**STORED RECORDS**

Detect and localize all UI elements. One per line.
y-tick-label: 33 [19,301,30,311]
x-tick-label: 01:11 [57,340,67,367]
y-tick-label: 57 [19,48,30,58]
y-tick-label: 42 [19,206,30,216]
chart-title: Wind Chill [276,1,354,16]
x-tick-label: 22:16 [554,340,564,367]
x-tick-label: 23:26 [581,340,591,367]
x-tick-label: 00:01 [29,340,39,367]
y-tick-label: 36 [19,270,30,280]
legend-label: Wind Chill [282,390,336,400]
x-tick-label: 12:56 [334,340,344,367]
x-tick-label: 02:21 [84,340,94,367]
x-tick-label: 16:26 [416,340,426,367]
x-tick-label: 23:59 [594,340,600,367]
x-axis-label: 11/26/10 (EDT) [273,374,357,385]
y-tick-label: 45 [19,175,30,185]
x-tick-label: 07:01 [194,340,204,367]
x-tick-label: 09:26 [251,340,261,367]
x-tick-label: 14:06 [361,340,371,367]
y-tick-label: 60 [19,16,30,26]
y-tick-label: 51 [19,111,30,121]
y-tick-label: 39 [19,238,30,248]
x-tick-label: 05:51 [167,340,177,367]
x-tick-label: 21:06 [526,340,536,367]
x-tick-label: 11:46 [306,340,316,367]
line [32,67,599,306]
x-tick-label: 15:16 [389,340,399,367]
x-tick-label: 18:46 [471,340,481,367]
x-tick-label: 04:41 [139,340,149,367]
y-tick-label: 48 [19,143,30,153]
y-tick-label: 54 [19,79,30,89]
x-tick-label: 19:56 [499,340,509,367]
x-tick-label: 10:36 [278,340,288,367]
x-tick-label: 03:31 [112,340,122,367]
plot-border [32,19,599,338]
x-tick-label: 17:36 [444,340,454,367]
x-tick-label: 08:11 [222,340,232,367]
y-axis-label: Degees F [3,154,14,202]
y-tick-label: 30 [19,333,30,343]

**SHORT PROBLEM**
Please rewrite the listing from its first line through the line with "x-tick-label: 23:26 [581,340,591,367]", renaming "Wind Chill" to "Feels Like" and leaving everything else unchanged.

**ANSWER TO THE PROBLEM**
Detect and localize all UI elements. One per line.
y-tick-label: 33 [19,301,30,311]
x-tick-label: 01:11 [57,340,67,367]
y-tick-label: 57 [19,48,30,58]
y-tick-label: 42 [19,206,30,216]
chart-title: Feels Like [276,1,354,16]
x-tick-label: 22:16 [554,340,564,367]
x-tick-label: 23:26 [581,340,591,367]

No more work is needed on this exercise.